■ Exercise brief:
Here are some records; return them all exactly.

=====

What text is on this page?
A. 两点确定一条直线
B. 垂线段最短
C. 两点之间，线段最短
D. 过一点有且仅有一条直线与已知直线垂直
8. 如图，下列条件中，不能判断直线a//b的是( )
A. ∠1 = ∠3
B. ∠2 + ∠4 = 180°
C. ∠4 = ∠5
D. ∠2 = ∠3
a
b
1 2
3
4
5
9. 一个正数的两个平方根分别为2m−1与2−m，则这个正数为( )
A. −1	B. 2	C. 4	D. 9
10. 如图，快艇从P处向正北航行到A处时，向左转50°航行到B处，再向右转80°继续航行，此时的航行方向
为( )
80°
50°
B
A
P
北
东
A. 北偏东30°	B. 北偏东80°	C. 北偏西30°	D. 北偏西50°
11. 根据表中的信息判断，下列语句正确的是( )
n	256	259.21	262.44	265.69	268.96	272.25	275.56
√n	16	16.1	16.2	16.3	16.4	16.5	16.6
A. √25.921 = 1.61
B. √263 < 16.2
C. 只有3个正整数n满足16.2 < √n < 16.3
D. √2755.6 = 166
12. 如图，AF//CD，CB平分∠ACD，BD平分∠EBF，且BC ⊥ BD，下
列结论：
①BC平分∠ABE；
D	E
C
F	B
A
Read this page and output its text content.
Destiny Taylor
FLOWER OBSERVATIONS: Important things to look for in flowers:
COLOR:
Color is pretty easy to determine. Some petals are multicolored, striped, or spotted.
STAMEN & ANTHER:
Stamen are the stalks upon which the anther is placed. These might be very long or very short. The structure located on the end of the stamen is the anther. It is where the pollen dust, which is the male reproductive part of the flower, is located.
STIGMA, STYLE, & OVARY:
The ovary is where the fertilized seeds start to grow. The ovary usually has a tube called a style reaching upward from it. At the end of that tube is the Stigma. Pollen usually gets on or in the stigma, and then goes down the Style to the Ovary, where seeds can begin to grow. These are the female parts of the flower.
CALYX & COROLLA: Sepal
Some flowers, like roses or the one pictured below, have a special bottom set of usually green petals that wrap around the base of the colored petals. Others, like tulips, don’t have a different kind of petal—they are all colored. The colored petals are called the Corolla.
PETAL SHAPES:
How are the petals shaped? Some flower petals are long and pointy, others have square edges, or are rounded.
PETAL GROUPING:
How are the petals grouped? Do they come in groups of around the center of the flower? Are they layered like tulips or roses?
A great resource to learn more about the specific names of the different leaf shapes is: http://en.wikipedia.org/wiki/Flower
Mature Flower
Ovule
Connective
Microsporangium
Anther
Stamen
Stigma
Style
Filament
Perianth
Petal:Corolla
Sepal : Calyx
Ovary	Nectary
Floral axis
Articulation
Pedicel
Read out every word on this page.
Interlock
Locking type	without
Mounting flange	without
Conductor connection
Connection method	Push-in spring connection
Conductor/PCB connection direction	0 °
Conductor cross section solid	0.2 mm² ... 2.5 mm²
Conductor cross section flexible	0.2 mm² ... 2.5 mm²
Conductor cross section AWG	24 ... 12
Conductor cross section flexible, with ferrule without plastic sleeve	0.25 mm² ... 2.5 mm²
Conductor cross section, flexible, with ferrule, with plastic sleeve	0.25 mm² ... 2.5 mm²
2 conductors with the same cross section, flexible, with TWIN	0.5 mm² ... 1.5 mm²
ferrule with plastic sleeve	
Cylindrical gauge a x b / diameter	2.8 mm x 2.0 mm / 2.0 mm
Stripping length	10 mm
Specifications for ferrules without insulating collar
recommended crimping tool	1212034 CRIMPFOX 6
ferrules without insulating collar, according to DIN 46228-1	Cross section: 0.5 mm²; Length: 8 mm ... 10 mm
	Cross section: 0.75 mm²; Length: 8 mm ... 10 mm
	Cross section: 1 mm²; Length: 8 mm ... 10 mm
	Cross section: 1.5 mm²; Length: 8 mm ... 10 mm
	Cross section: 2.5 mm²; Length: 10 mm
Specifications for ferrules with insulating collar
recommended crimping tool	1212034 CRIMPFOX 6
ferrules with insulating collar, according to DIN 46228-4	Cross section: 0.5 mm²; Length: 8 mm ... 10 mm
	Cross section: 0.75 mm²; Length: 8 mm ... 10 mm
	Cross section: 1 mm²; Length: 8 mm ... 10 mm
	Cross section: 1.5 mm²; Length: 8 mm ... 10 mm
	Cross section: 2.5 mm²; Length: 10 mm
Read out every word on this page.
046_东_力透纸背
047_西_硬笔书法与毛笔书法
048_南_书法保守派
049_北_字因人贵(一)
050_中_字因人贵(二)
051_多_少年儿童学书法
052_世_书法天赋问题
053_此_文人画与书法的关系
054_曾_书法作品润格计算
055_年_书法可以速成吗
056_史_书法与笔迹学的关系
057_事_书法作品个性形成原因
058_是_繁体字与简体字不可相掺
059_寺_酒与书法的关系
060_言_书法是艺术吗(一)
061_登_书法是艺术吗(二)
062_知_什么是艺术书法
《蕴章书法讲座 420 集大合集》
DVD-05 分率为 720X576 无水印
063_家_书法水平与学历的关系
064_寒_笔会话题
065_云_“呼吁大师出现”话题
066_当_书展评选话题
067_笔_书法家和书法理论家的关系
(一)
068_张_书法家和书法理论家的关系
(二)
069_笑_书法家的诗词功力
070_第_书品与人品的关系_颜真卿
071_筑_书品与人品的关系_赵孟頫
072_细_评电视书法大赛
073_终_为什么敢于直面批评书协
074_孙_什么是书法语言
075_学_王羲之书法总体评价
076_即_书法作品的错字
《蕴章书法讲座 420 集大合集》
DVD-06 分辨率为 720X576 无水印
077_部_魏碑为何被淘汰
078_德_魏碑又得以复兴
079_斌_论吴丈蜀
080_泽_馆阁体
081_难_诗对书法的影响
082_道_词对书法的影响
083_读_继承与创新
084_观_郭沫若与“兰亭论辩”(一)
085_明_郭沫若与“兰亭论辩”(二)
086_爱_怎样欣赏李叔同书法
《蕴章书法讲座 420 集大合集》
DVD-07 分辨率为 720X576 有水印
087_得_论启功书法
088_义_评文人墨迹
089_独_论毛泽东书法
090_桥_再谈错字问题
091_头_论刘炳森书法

=====

■ Answer to this exercise:
What text is on this page?
A. 两点确定一条直线
B. 垂线段最短
C. 两点之间，线段最短
D. 过一点有且仅有一条直线与已知直线垂直
8. 如图，下列条件中，不能判断直线a//b的是( )
A. ∠1 = ∠3
B. ∠2 + ∠4 = 180°
C. ∠4 = ∠5
D. ∠2 = ∠3
a
b
1 2
3
4
5
9. 一个正数的两个平方根分别为2m−1与2−m，则这个正数为( )
A. −1	B. 2	C. 4	D. 9
10. 如图，快艇从P处向正北航行到A处时，向左转50°航行到B处，再向右转80°继续航行，此时的航行方向
为( )
80°
50°
B
A
P
北
东
A. 北偏东30°	B. 北偏东80°	C. 北偏西30°	D. 北偏西50°
11. 根据表中的信息判断，下列语句正确的是( )
n	256	259.21	262.44	265.69	268.96	272.25	275.56
√n	16	16.1	16.2	16.3	16.4	16.5	16.6
A. √25.921 = 1.61
B. √263 < 16.2
C. 只有3个正整数n满足16.2 < √n < 16.3
D. √2755.6 = 166
12. 如图，AF//CD，CB平分∠ACD，BD平分∠EBF，且BC ⊥ BD，下
列结论：
①BC平分∠ABE；
D	E
C
F	B
A
Read this page and output its text content.
Destiny Taylor
FLOWER OBSERVATIONS: Important things to look for in flowers:
COLOR:
Color is pretty easy to determine. Some petals are multicolored, striped, or spotted.
STAMEN & ANTHER:
Stamen are the stalks upon which the anther is placed. These might be very long or very short. The structure located on the end of the stamen is the anther. It is where the pollen dust, which is the male reproductive part of the flower, is located.
STIGMA, STYLE, & OVARY:
The ovary is where the fertilized seeds start to grow. The ovary usually has a tube called a style reaching upward from it. At the end of that tube is the Stigma. Pollen usually gets on or in the stigma, and then goes down the Style to the Ovary, where seeds can begin to grow. These are the female parts of the flower.
CALYX & COROLLA: Sepal
Some flowers, like roses or the one pictured below, have a special bottom set of usually green petals that wrap around the base of the colored petals. Others, like tulips, don’t have a different kind of petal—they are all colored. The colored petals are called the Corolla.
PETAL SHAPES:
How are the petals shaped? Some flower petals are long and pointy, others have square edges, or are rounded.
PETAL GROUPING:
How are the petals grouped? Do they come in groups of around the center of the flower? Are they layered like tulips or roses?
A great resource to learn more about the specific names of the different leaf shapes is: http://en.wikipedia.org/wiki/Flower
Mature Flower
Ovule
Connective
Microsporangium
Anther
Stamen
Stigma
Style
Filament
Perianth
Petal:Corolla
Sepal : Calyx
Ovary	Nectary
Floral axis
Articulation
Pedicel
Read out every word on this page.
Interlock
Locking type	without
Mounting flange	without
Conductor connection
Connection method	Push-in spring connection
Conductor/PCB connection direction	0 °
Conductor cross section solid	0.2 mm² ... 2.5 mm²
Conductor cross section flexible	0.2 mm² ... 2.5 mm²
Conductor cross section AWG	24 ... 12
Conductor cross section flexible, with ferrule without plastic sleeve	0.25 mm² ... 2.5 mm²
Conductor cross section, flexible, with ferrule, with plastic sleeve	0.25 mm² ... 2.5 mm²
2 conductors with the same cross section, flexible, with TWIN	0.5 mm² ... 1.5 mm²
ferrule with plastic sleeve	
Cylindrical gauge a x b / diameter	2.8 mm x 2.0 mm / 2.0 mm
Stripping length	10 mm
Specifications for ferrules without insulating collar
recommended crimping tool	1212034 CRIMPFOX 6
ferrules without insulating collar, according to DIN 46228-1	Cross section: 0.5 mm²; Length: 8 mm ... 10 mm
	Cross section: 0.75 mm²; Length: 8 mm ... 10 mm
	Cross section: 1 mm²; Length: 8 mm ... 10 mm
	Cross section: 1.5 mm²; Length: 8 mm ... 10 mm
	Cross section: 2.5 mm²; Length: 10 mm
Specifications for ferrules with insulating collar
recommended crimping tool	1212034 CRIMPFOX 6
ferrules with insulating collar, according to DIN 46228-4	Cross section: 0.5 mm²; Length: 8 mm ... 10 mm
	Cross section: 0.75 mm²; Length: 8 mm ... 10 mm
	Cross section: 1 mm²; Length: 8 mm ... 10 mm
	Cross section: 1.5 mm²; Length: 8 mm ... 10 mm
	Cross section: 2.5 mm²; Length: 10 mm
Read out every word on this page.
046_东_力透纸背
047_西_硬笔书法与毛笔书法
048_南_书法保守派
049_北_字因人贵(一)
050_中_字因人贵(二)
051_多_少年儿童学书法
052_世_书法天赋问题
053_此_文人画与书法的关系
054_曾_书法作品润格计算
055_年_书法可以速成吗
056_史_书法与笔迹学的关系
057_事_书法作品个性形成原因
058_是_繁体字与简体字不可相掺
059_寺_酒与书法的关系
060_言_书法是艺术吗(一)
061_登_书法是艺术吗(二)
062_知_什么是艺术书法
《蕴章书法讲座 420 集大合集》
DVD-05 分率为 720X576 无水印
063_家_书法水平与学历的关系
064_寒_笔会话题
065_云_“呼吁大师出现”话题
066_当_书展评选话题
067_笔_书法家和书法理论家的关系
(一)
068_张_书法家和书法理论家的关系
(二)
069_笑_书法家的诗词功力
070_第_书品与人品的关系_颜真卿
071_筑_书品与人品的关系_赵孟頫
072_细_评电视书法大赛
073_终_为什么敢于直面批评书协
074_孙_什么是书法语言
075_学_王羲之书法总体评价
076_即_书法作品的错字
《蕴章书法讲座 420 集大合集》
DVD-06 分辨率为 720X576 无水印
077_部_魏碑为何被淘汰
078_德_魏碑又得以复兴
079_斌_论吴丈蜀
080_泽_馆阁体
081_难_诗对书法的影响
082_道_词对书法的影响
083_读_继承与创新
084_观_郭沫若与“兰亭论辩”(一)
085_明_郭沫若与“兰亭论辩”(二)
086_爱_怎样欣赏李叔同书法
《蕴章书法讲座 420 集大合集》
DVD-07 分辨率为 720X576 有水印
087_得_论启功书法
088_义_评文人墨迹
089_独_论毛泽东书法
090_桥_再谈错字问题
091_头_论刘炳森书法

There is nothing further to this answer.